# Aim of the task
Copy out the records precisely, omitting pictures.
+++
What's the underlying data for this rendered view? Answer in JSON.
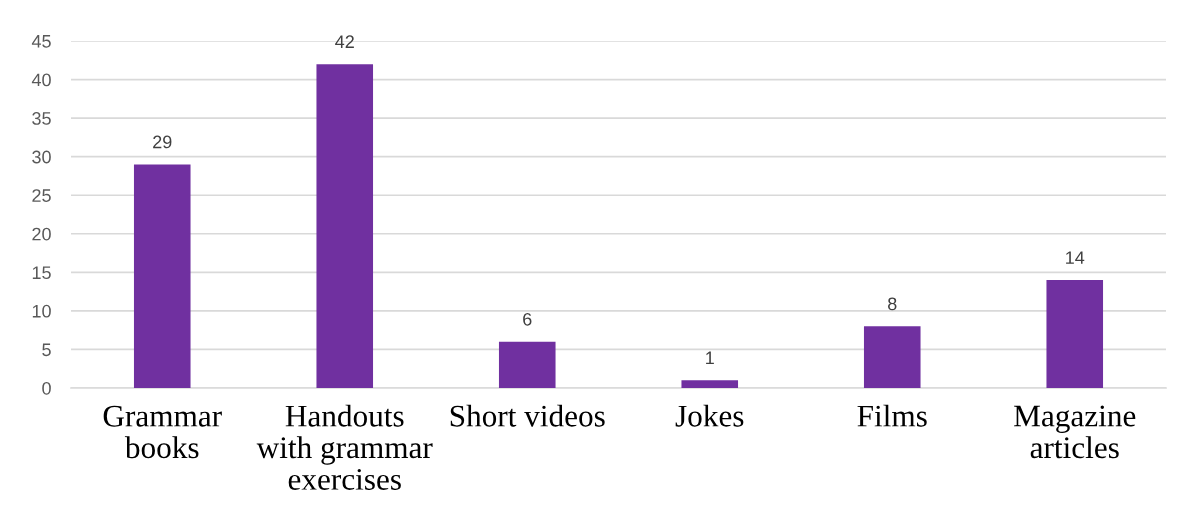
{
  "chart_data": {
    "type": "bar",
    "categories": [
      "Grammar books",
      "Handouts with grammar exercises",
      "Short videos",
      "Jokes",
      "Films",
      "Magazine articles"
    ],
    "values": [
      29,
      42,
      6,
      1,
      8,
      14
    ],
    "color": "#7030a0",
    "ylim": [
      0,
      45
    ],
    "yticks": [
      0,
      5,
      10,
      15,
      20,
      25,
      30,
      35,
      40,
      45
    ],
    "grid": "y",
    "data_labels": true
  }
}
+++
# Response
What's the underlying data for this rendered view? Answer in JSON.
{
  "chart_data": {
    "type": "bar",
    "categories": [
      "Grammar books",
      "Handouts with grammar exercises",
      "Short videos",
      "Jokes",
      "Films",
      "Magazine articles"
    ],
    "values": [
      29,
      42,
      6,
      1,
      8,
      14
    ],
    "color": "#7030a0",
    "ylim": [
      0,
      45
    ],
    "yticks": [
      0,
      5,
      10,
      15,
      20,
      25,
      30,
      35,
      40,
      45
    ],
    "grid": "y",
    "data_labels": true
  }
}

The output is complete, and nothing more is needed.